-- Start Provided data --

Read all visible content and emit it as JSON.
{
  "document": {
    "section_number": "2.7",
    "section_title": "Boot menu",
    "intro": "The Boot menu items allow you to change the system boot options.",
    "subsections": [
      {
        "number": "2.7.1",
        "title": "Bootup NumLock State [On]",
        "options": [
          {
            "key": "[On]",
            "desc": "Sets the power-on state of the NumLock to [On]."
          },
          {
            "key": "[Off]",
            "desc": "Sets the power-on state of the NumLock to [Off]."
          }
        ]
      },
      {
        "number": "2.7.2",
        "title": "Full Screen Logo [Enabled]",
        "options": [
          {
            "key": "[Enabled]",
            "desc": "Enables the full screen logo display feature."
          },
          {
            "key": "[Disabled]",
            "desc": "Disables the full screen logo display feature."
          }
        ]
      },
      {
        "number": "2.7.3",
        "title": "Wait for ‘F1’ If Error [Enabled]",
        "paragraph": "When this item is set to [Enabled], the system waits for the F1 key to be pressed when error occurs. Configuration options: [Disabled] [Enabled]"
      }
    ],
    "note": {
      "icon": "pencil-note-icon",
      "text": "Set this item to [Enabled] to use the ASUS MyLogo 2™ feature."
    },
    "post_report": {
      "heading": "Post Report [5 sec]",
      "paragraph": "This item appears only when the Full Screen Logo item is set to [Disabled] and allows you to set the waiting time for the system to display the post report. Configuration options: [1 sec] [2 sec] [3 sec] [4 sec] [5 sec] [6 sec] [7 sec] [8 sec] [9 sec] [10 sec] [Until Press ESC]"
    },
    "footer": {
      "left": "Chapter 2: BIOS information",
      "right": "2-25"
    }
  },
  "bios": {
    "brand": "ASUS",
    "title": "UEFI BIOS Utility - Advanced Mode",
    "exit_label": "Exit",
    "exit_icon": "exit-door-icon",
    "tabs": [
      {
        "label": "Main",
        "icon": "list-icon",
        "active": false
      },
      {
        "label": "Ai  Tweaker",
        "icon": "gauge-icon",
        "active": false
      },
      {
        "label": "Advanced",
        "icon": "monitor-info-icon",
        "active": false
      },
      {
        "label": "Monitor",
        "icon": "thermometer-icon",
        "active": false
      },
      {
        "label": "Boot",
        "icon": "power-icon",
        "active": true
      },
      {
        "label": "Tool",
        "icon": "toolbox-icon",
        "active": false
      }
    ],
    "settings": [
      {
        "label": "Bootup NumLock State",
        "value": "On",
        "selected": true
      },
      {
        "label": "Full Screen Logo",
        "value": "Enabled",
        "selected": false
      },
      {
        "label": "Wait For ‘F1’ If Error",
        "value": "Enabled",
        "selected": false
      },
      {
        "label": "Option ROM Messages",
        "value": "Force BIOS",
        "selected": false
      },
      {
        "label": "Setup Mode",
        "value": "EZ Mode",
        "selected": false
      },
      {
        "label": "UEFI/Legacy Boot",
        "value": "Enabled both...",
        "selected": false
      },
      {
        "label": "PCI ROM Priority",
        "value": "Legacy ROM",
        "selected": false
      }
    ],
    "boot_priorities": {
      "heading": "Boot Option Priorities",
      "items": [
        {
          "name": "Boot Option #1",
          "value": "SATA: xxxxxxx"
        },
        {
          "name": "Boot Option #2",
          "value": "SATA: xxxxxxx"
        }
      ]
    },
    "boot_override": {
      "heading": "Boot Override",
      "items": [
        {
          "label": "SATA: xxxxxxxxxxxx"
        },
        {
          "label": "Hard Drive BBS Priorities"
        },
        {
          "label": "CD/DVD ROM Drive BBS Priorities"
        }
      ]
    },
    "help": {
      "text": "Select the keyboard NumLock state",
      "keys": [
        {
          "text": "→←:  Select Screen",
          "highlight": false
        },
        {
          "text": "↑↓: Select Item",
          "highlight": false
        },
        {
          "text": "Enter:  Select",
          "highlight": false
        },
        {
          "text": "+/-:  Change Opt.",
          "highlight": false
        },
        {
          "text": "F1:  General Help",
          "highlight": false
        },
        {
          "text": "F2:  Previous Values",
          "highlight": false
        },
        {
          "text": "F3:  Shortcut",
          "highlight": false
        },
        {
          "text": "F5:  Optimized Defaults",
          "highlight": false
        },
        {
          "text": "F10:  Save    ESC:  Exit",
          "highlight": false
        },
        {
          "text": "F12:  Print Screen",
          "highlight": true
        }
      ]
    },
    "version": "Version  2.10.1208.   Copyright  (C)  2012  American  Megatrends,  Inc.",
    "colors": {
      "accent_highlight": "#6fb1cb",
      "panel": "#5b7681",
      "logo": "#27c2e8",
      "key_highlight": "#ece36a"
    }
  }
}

-- End Provided data --

(What you are asked to do):
Retype the listing. Match it exactly.

(Output for this exercise):
Read all visible content and emit it as JSON.
{
  "document": {
    "section_number": "2.7",
    "section_title": "Boot menu",
    "intro": "The Boot menu items allow you to change the system boot options.",
    "subsections": [
      {
        "number": "2.7.1",
        "title": "Bootup NumLock State [On]",
        "options": [
          {
            "key": "[On]",
            "desc": "Sets the power-on state of the NumLock to [On]."
          },
          {
            "key": "[Off]",
            "desc": "Sets the power-on state of the NumLock to [Off]."
          }
        ]
      },
      {
        "number": "2.7.2",
        "title": "Full Screen Logo [Enabled]",
        "options": [
          {
            "key": "[Enabled]",
            "desc": "Enables the full screen logo display feature."
          },
          {
            "key": "[Disabled]",
            "desc": "Disables the full screen logo display feature."
          }
        ]
      },
      {
        "number": "2.7.3",
        "title": "Wait for ‘F1’ If Error [Enabled]",
        "paragraph": "When this item is set to [Enabled], the system waits for the F1 key to be pressed when error occurs. Configuration options: [Disabled] [Enabled]"
      }
    ],
    "note": {
      "icon": "pencil-note-icon",
      "text": "Set this item to [Enabled] to use the ASUS MyLogo 2™ feature."
    },
    "post_report": {
      "heading": "Post Report [5 sec]",
      "paragraph": "This item appears only when the Full Screen Logo item is set to [Disabled] and allows you to set the waiting time for the system to display the post report. Configuration options: [1 sec] [2 sec] [3 sec] [4 sec] [5 sec] [6 sec] [7 sec] [8 sec] [9 sec] [10 sec] [Until Press ESC]"
    },
    "footer": {
      "left": "Chapter 2: BIOS information",
      "right": "2-25"
    }
  },
  "bios": {
    "brand": "ASUS",
    "title": "UEFI BIOS Utility - Advanced Mode",
    "exit_label": "Exit",
    "exit_icon": "exit-door-icon",
    "tabs": [
      {
        "label": "Main",
        "icon": "list-icon",
        "active": false
      },
      {
        "label": "Ai  Tweaker",
        "icon": "gauge-icon",
        "active": false
      },
      {
        "label": "Advanced",
        "icon": "monitor-info-icon",
        "active": false
      },
      {
        "label": "Monitor",
        "icon": "thermometer-icon",
        "active": false
      },
      {
        "label": "Boot",
        "icon": "power-icon",
        "active": true
      },
      {
        "label": "Tool",
        "icon": "toolbox-icon",
        "active": false
      }
    ],
    "settings": [
      {
        "label": "Bootup NumLock State",
        "value": "On",
        "selected": true
      },
      {
        "label": "Full Screen Logo",
        "value": "Enabled",
        "selected": false
      },
      {
        "label": "Wait For ‘F1’ If Error",
        "value": "Enabled",
        "selected": false
      },
      {
        "label": "Option ROM Messages",
        "value": "Force BIOS",
        "selected": false
      },
      {
        "label": "Setup Mode",
        "value": "EZ Mode",
        "selected": false
      },
      {
        "label": "UEFI/Legacy Boot",
        "value": "Enabled both...",
        "selected": false
      },
      {
        "label": "PCI ROM Priority",
        "value": "Legacy ROM",
        "selected": false
      }
    ],
    "boot_priorities": {
      "heading": "Boot Option Priorities",
      "items": [
        {
          "name": "Boot Option #1",
          "value": "SATA: xxxxxxx"
        },
        {
          "name": "Boot Option #2",
          "value": "SATA: xxxxxxx"
        }
      ]
    },
    "boot_override": {
      "heading": "Boot Override",
      "items": [
        {
          "label": "SATA: xxxxxxxxxxxx"
        },
        {
          "label": "Hard Drive BBS Priorities"
        },
        {
          "label": "CD/DVD ROM Drive BBS Priorities"
        }
      ]
    },
    "help": {
      "text": "Select the keyboard NumLock state",
      "keys": [
        {
          "text": "→←:  Select Screen",
          "highlight": false
        },
        {
          "text": "↑↓: Select Item",
          "highlight": false
        },
        {
          "text": "Enter:  Select",
          "highlight": false
        },
        {
          "text": "+/-:  Change Opt.",
          "highlight": false
        },
        {
          "text": "F1:  General Help",
          "highlight": false
        },
        {
          "text": "F2:  Previous Values",
          "highlight": false
        },
        {
          "text": "F3:  Shortcut",
          "highlight": false
        },
        {
          "text": "F5:  Optimized Defaults",
          "highlight": false
        },
        {
          "text": "F10:  Save    ESC:  Exit",
          "highlight": false
        },
        {
          "text": "F12:  Print Screen",
          "highlight": true
        }
      ]
    },
    "version": "Version  2.10.1208.   Copyright  (C)  2012  American  Megatrends,  Inc.",
    "colors": {
      "accent_highlight": "#6fb1cb",
      "panel": "#5b7681",
      "logo": "#27c2e8",
      "key_highlight": "#ece36a"
    }
  }
}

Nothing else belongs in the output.